**DIRECTIONS**: Below are some records; return each one exactly.

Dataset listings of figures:
::::::

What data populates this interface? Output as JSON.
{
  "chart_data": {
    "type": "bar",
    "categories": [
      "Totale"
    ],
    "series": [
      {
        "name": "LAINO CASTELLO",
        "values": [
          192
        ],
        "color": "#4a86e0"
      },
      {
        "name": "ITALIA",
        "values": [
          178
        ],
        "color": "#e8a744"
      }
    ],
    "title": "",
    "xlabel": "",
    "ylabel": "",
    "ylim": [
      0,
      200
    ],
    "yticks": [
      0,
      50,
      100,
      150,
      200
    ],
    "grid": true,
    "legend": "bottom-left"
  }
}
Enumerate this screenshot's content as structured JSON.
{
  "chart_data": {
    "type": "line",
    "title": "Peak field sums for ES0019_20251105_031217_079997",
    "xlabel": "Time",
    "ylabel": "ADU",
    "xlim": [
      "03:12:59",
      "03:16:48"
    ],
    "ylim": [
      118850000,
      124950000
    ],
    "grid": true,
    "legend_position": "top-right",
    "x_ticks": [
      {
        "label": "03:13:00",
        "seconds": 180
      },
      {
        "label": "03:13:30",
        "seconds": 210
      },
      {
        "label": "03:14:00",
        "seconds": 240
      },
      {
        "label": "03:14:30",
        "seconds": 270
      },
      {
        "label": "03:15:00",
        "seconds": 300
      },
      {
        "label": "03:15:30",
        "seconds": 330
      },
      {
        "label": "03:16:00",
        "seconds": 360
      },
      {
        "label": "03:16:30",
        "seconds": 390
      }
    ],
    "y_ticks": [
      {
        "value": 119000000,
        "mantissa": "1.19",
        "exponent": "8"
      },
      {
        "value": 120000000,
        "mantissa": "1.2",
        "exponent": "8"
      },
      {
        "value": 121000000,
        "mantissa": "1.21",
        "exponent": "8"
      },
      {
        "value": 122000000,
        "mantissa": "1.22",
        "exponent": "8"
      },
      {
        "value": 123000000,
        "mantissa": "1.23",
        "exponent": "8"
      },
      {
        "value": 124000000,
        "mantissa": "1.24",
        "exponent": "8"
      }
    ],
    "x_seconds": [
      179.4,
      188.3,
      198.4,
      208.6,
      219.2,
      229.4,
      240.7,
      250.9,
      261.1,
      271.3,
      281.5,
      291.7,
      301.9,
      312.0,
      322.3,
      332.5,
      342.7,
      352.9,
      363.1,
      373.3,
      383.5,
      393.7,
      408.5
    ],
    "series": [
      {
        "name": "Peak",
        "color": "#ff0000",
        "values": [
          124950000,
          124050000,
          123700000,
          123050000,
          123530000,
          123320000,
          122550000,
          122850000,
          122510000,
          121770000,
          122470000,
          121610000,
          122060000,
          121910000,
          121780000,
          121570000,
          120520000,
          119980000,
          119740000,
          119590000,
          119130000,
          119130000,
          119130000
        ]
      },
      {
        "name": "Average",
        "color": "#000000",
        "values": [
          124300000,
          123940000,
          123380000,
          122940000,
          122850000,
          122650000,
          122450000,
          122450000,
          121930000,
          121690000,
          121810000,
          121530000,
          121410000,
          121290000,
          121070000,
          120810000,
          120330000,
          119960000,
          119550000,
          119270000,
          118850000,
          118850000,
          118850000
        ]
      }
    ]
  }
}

::::::

**TASK OUTPUT**:
What data populates this interface? Output as JSON.
{
  "chart_data": {
    "type": "bar",
    "categories": [
      "Totale"
    ],
    "series": [
      {
        "name": "LAINO CASTELLO",
        "values": [
          192
        ],
        "color": "#4a86e0"
      },
      {
        "name": "ITALIA",
        "values": [
          178
        ],
        "color": "#e8a744"
      }
    ],
    "title": "",
    "xlabel": "",
    "ylabel": "",
    "ylim": [
      0,
      200
    ],
    "yticks": [
      0,
      50,
      100,
      150,
      200
    ],
    "grid": true,
    "legend": "bottom-left"
  }
}
Enumerate this screenshot's content as structured JSON.
{
  "chart_data": {
    "type": "line",
    "title": "Peak field sums for ES0019_20251105_031217_079997",
    "xlabel": "Time",
    "ylabel": "ADU",
    "xlim": [
      "03:12:59",
      "03:16:48"
    ],
    "ylim": [
      118850000,
      124950000
    ],
    "grid": true,
    "legend_position": "top-right",
    "x_ticks": [
      {
        "label": "03:13:00",
        "seconds": 180
      },
      {
        "label": "03:13:30",
        "seconds": 210
      },
      {
        "label": "03:14:00",
        "seconds": 240
      },
      {
        "label": "03:14:30",
        "seconds": 270
      },
      {
        "label": "03:15:00",
        "seconds": 300
      },
      {
        "label": "03:15:30",
        "seconds": 330
      },
      {
        "label": "03:16:00",
        "seconds": 360
      },
      {
        "label": "03:16:30",
        "seconds": 390
      }
    ],
    "y_ticks": [
      {
        "value": 119000000,
        "mantissa": "1.19",
        "exponent": "8"
      },
      {
        "value": 120000000,
        "mantissa": "1.2",
        "exponent": "8"
      },
      {
        "value": 121000000,
        "mantissa": "1.21",
        "exponent": "8"
      },
      {
        "value": 122000000,
        "mantissa": "1.22",
        "exponent": "8"
      },
      {
        "value": 123000000,
        "mantissa": "1.23",
        "exponent": "8"
      },
      {
        "value": 124000000,
        "mantissa": "1.24",
        "exponent": "8"
      }
    ],
    "x_seconds": [
      179.4,
      188.3,
      198.4,
      208.6,
      219.2,
      229.4,
      240.7,
      250.9,
      261.1,
      271.3,
      281.5,
      291.7,
      301.9,
      312.0,
      322.3,
      332.5,
      342.7,
      352.9,
      363.1,
      373.3,
      383.5,
      393.7,
      408.5
    ],
    "series": [
      {
        "name": "Peak",
        "color": "#ff0000",
        "values": [
          124950000,
          124050000,
          123700000,
          123050000,
          123530000,
          123320000,
          122550000,
          122850000,
          122510000,
          121770000,
          122470000,
          121610000,
          122060000,
          121910000,
          121780000,
          121570000,
          120520000,
          119980000,
          119740000,
          119590000,
          119130000,
          119130000,
          119130000
        ]
      },
      {
        "name": "Average",
        "color": "#000000",
        "values": [
          124300000,
          123940000,
          123380000,
          122940000,
          122850000,
          122650000,
          122450000,
          122450000,
          121930000,
          121690000,
          121810000,
          121530000,
          121410000,
          121290000,
          121070000,
          120810000,
          120330000,
          119960000,
          119550000,
          119270000,
          118850000,
          118850000,
          118850000
        ]
      }
    ]
  }
}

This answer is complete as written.